**Set exercise**: Write out the data again exactly, skipping every picture.

○ ○ ○ ○ ○

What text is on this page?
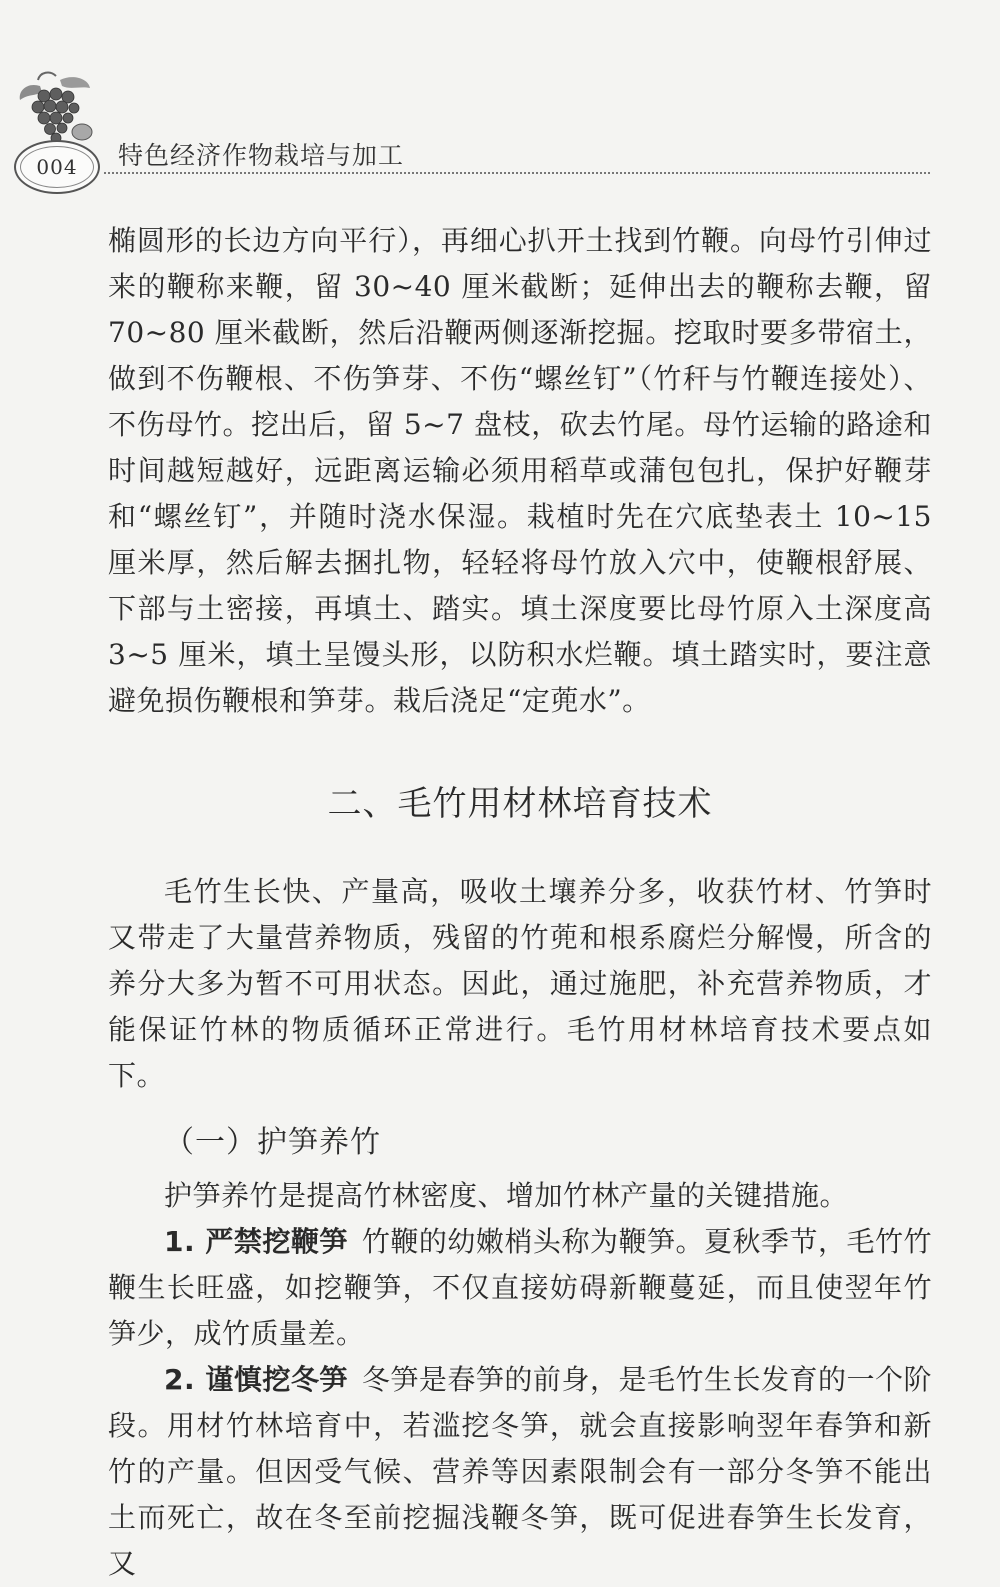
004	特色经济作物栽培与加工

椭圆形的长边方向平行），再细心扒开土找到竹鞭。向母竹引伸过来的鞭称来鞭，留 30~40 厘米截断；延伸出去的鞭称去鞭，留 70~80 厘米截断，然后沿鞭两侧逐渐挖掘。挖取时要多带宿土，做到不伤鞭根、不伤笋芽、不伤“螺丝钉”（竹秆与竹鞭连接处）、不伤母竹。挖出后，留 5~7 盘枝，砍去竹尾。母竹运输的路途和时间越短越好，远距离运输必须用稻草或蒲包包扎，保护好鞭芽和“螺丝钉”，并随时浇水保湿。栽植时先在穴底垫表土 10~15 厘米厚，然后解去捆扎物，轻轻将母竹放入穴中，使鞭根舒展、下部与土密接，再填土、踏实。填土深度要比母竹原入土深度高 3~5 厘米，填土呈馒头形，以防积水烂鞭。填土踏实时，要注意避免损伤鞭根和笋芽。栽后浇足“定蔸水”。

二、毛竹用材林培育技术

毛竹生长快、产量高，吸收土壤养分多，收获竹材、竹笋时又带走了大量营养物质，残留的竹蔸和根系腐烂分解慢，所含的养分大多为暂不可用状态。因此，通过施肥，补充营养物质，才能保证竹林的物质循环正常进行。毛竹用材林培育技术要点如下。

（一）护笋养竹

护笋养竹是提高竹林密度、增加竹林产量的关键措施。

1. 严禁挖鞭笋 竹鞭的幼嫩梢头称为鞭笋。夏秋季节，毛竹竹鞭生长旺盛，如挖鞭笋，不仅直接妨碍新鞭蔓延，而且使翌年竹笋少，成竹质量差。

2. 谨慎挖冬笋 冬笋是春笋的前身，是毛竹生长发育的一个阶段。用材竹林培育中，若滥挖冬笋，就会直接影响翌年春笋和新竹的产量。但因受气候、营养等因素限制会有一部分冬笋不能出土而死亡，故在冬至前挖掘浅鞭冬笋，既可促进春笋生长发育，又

○ ○ ○ ○ ○

**Task output**:
What text is on this page?
004	特色经济作物栽培与加工

椭圆形的长边方向平行），再细心扒开土找到竹鞭。向母竹引伸过来的鞭称来鞭，留 30~40 厘米截断；延伸出去的鞭称去鞭，留 70~80 厘米截断，然后沿鞭两侧逐渐挖掘。挖取时要多带宿土，做到不伤鞭根、不伤笋芽、不伤“螺丝钉”（竹秆与竹鞭连接处）、不伤母竹。挖出后，留 5~7 盘枝，砍去竹尾。母竹运输的路途和时间越短越好，远距离运输必须用稻草或蒲包包扎，保护好鞭芽和“螺丝钉”，并随时浇水保湿。栽植时先在穴底垫表土 10~15 厘米厚，然后解去捆扎物，轻轻将母竹放入穴中，使鞭根舒展、下部与土密接，再填土、踏实。填土深度要比母竹原入土深度高 3~5 厘米，填土呈馒头形，以防积水烂鞭。填土踏实时，要注意避免损伤鞭根和笋芽。栽后浇足“定蔸水”。

二、毛竹用材林培育技术

毛竹生长快、产量高，吸收土壤养分多，收获竹材、竹笋时又带走了大量营养物质，残留的竹蔸和根系腐烂分解慢，所含的养分大多为暂不可用状态。因此，通过施肥，补充营养物质，才能保证竹林的物质循环正常进行。毛竹用材林培育技术要点如下。

（一）护笋养竹

护笋养竹是提高竹林密度、增加竹林产量的关键措施。

1. 严禁挖鞭笋 竹鞭的幼嫩梢头称为鞭笋。夏秋季节，毛竹竹鞭生长旺盛，如挖鞭笋，不仅直接妨碍新鞭蔓延，而且使翌年竹笋少，成竹质量差。

2. 谨慎挖冬笋 冬笋是春笋的前身，是毛竹生长发育的一个阶段。用材竹林培育中，若滥挖冬笋，就会直接影响翌年春笋和新竹的产量。但因受气候、营养等因素限制会有一部分冬笋不能出土而死亡，故在冬至前挖掘浅鞭冬笋，既可促进春笋生长发育，又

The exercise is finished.